• _Data rows_:
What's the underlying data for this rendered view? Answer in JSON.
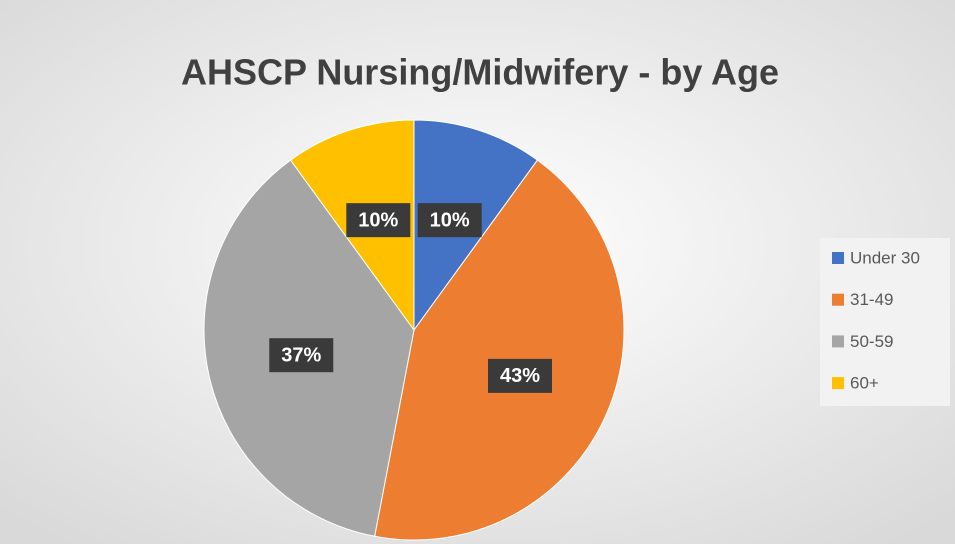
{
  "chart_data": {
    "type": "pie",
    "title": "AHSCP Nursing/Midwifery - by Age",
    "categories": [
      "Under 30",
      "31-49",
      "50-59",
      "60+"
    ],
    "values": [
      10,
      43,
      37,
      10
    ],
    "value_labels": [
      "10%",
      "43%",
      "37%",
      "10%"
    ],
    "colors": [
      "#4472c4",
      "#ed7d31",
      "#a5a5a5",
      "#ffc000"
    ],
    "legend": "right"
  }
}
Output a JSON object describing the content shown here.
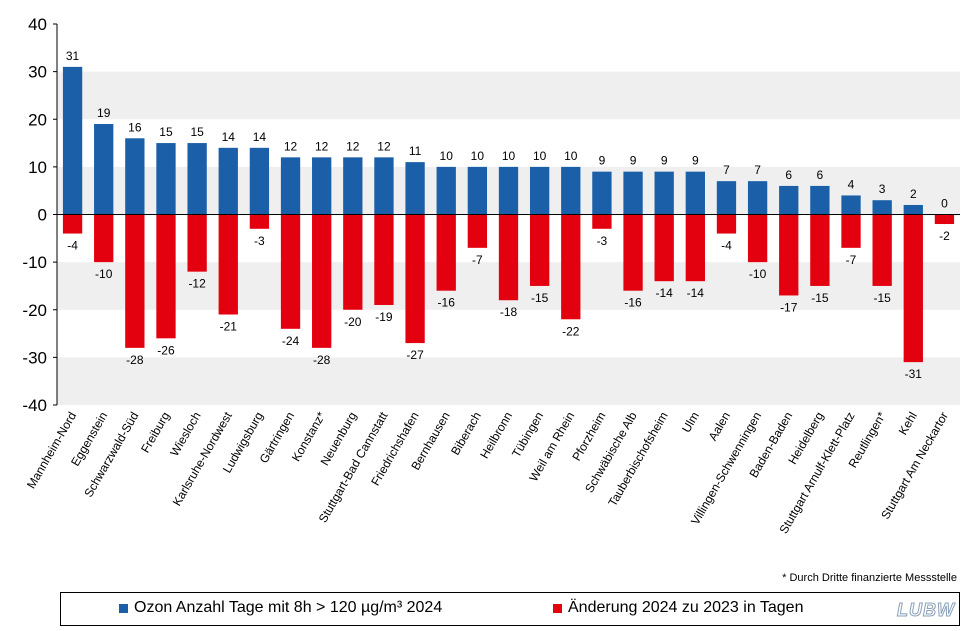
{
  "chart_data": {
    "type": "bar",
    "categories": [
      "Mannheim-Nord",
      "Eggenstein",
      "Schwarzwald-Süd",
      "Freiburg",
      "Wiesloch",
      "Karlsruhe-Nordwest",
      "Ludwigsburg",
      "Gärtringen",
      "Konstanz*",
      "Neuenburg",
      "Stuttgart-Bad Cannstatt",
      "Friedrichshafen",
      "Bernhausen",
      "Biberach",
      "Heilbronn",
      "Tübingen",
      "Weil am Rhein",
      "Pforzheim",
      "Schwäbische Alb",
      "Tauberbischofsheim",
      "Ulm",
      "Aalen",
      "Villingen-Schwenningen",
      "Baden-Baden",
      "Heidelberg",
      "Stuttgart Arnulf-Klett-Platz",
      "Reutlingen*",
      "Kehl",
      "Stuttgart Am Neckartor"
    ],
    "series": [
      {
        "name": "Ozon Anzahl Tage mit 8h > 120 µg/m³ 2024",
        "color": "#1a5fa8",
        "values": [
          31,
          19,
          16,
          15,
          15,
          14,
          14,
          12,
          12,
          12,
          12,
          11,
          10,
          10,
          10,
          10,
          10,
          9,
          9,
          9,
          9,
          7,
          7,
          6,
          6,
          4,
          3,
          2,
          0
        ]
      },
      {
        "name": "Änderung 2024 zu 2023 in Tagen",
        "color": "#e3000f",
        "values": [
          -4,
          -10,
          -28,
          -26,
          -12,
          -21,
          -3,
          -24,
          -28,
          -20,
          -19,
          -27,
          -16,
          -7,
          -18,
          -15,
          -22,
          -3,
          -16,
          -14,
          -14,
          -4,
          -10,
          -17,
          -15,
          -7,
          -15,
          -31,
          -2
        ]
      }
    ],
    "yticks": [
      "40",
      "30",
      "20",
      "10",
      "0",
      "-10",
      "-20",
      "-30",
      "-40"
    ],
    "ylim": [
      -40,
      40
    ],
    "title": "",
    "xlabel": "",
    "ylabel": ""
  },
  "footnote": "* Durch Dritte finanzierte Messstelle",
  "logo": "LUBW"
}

• _Problem details_:
All of the data needs repeating exactly, but the pictures do not.

• _Solution below_:
What's the underlying data for this rendered view? Answer in JSON.
{
  "chart_data": {
    "type": "pie",
    "title": "AHSCP Nursing/Midwifery - by Age",
    "categories": [
      "Under 30",
      "31-49",
      "50-59",
      "60+"
    ],
    "values": [
      10,
      43,
      37,
      10
    ],
    "value_labels": [
      "10%",
      "43%",
      "37%",
      "10%"
    ],
    "colors": [
      "#4472c4",
      "#ed7d31",
      "#a5a5a5",
      "#ffc000"
    ],
    "legend": "right"
  }
}
Output a JSON object describing the content shown here.
{
  "chart_data": {
    "type": "bar",
    "categories": [
      "Mannheim-Nord",
      "Eggenstein",
      "Schwarzwald-Süd",
      "Freiburg",
      "Wiesloch",
      "Karlsruhe-Nordwest",
      "Ludwigsburg",
      "Gärtringen",
      "Konstanz*",
      "Neuenburg",
      "Stuttgart-Bad Cannstatt",
      "Friedrichshafen",
      "Bernhausen",
      "Biberach",
      "Heilbronn",
      "Tübingen",
      "Weil am Rhein",
      "Pforzheim",
      "Schwäbische Alb",
      "Tauberbischofsheim",
      "Ulm",
      "Aalen",
      "Villingen-Schwenningen",
      "Baden-Baden",
      "Heidelberg",
      "Stuttgart Arnulf-Klett-Platz",
      "Reutlingen*",
      "Kehl",
      "Stuttgart Am Neckartor"
    ],
    "series": [
      {
        "name": "Ozon Anzahl Tage mit 8h > 120 µg/m³ 2024",
        "color": "#1a5fa8",
        "values": [
          31,
          19,
          16,
          15,
          15,
          14,
          14,
          12,
          12,
          12,
          12,
          11,
          10,
          10,
          10,
          10,
          10,
          9,
          9,
          9,
          9,
          7,
          7,
          6,
          6,
          4,
          3,
          2,
          0
        ]
      },
      {
        "name": "Änderung 2024 zu 2023 in Tagen",
        "color": "#e3000f",
        "values": [
          -4,
          -10,
          -28,
          -26,
          -12,
          -21,
          -3,
          -24,
          -28,
          -20,
          -19,
          -27,
          -16,
          -7,
          -18,
          -15,
          -22,
          -3,
          -16,
          -14,
          -14,
          -4,
          -10,
          -17,
          -15,
          -7,
          -15,
          -31,
          -2
        ]
      }
    ],
    "yticks": [
      "40",
      "30",
      "20",
      "10",
      "0",
      "-10",
      "-20",
      "-30",
      "-40"
    ],
    "ylim": [
      -40,
      40
    ],
    "title": "",
    "xlabel": "",
    "ylabel": ""
  },
  "footnote": "* Durch Dritte finanzierte Messstelle",
  "logo": "LUBW"
}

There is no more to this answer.